# SOURCE MATERIAL
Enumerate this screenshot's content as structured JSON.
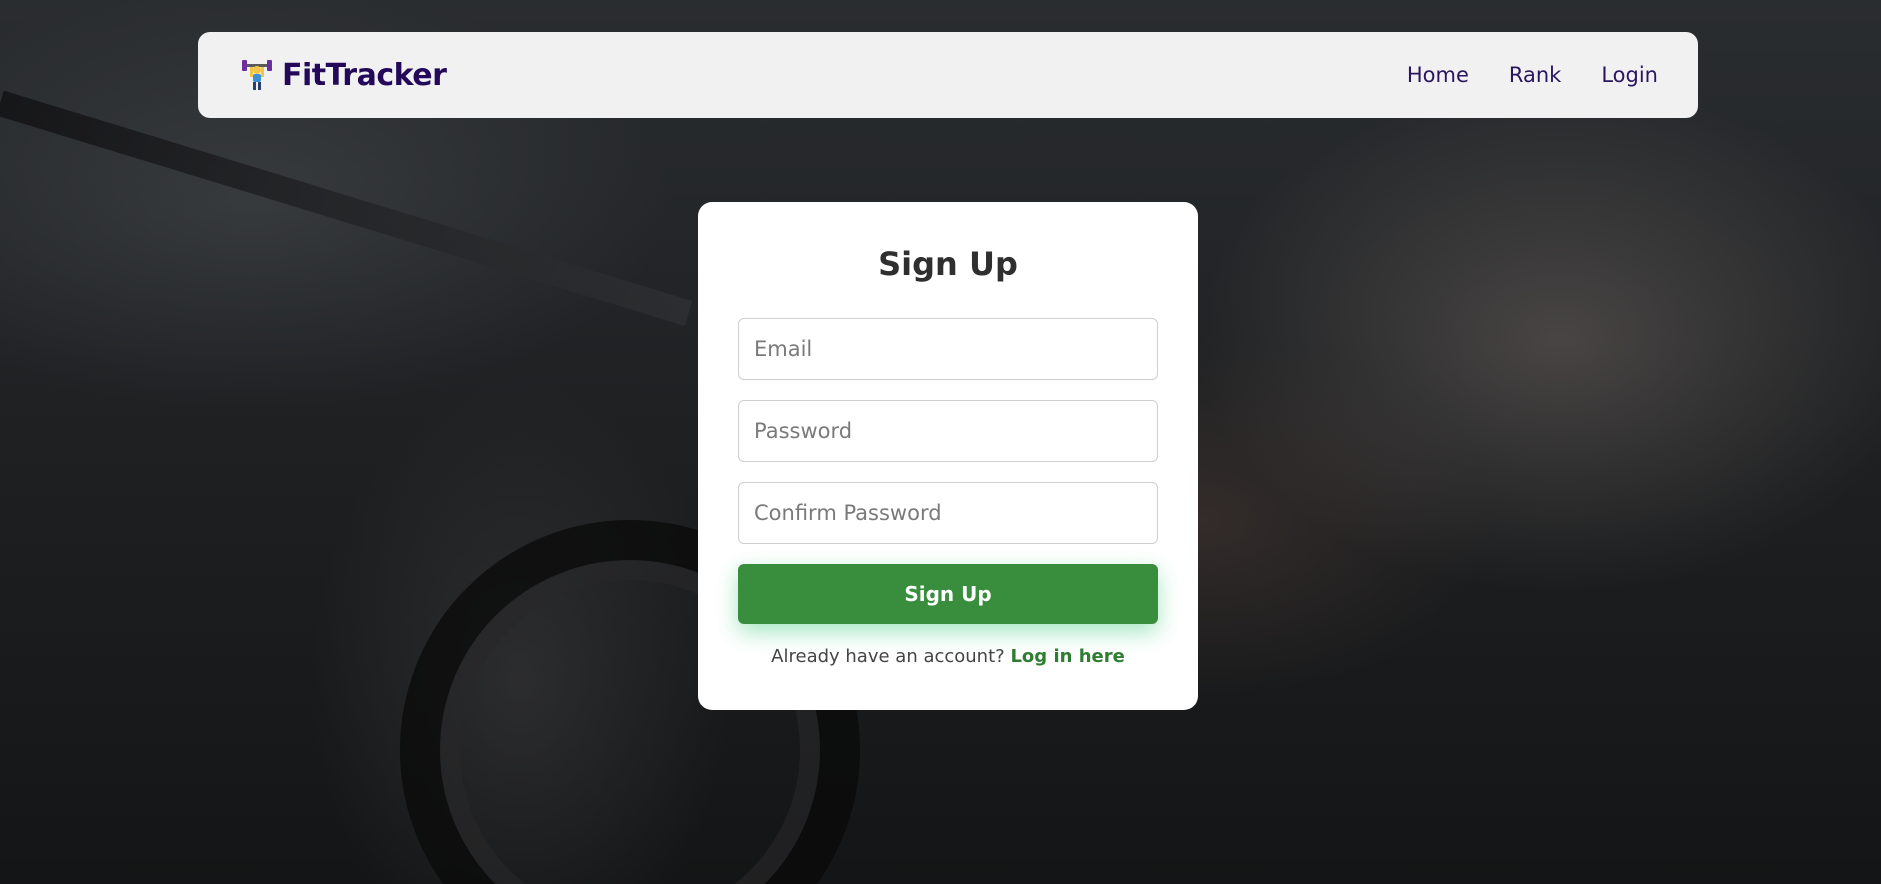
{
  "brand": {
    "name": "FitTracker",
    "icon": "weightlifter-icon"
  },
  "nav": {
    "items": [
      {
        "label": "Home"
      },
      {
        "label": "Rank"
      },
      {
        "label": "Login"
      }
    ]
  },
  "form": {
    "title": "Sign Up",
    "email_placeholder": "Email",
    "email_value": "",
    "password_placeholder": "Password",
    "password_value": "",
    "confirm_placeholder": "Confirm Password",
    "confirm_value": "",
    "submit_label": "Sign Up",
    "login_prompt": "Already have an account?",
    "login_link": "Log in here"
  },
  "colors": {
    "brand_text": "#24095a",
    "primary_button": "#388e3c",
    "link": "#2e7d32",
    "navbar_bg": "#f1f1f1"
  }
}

# WHAT YOU SHOULD DO
Omit all pictures while transcribing the entries verbatim.

# WRITTEN RESPONSE
Enumerate this screenshot's content as structured JSON.
{
  "brand": {
    "name": "FitTracker",
    "icon": "weightlifter-icon"
  },
  "nav": {
    "items": [
      {
        "label": "Home"
      },
      {
        "label": "Rank"
      },
      {
        "label": "Login"
      }
    ]
  },
  "form": {
    "title": "Sign Up",
    "email_placeholder": "Email",
    "email_value": "",
    "password_placeholder": "Password",
    "password_value": "",
    "confirm_placeholder": "Confirm Password",
    "confirm_value": "",
    "submit_label": "Sign Up",
    "login_prompt": "Already have an account?",
    "login_link": "Log in here"
  },
  "colors": {
    "brand_text": "#24095a",
    "primary_button": "#388e3c",
    "link": "#2e7d32",
    "navbar_bg": "#f1f1f1"
  }
}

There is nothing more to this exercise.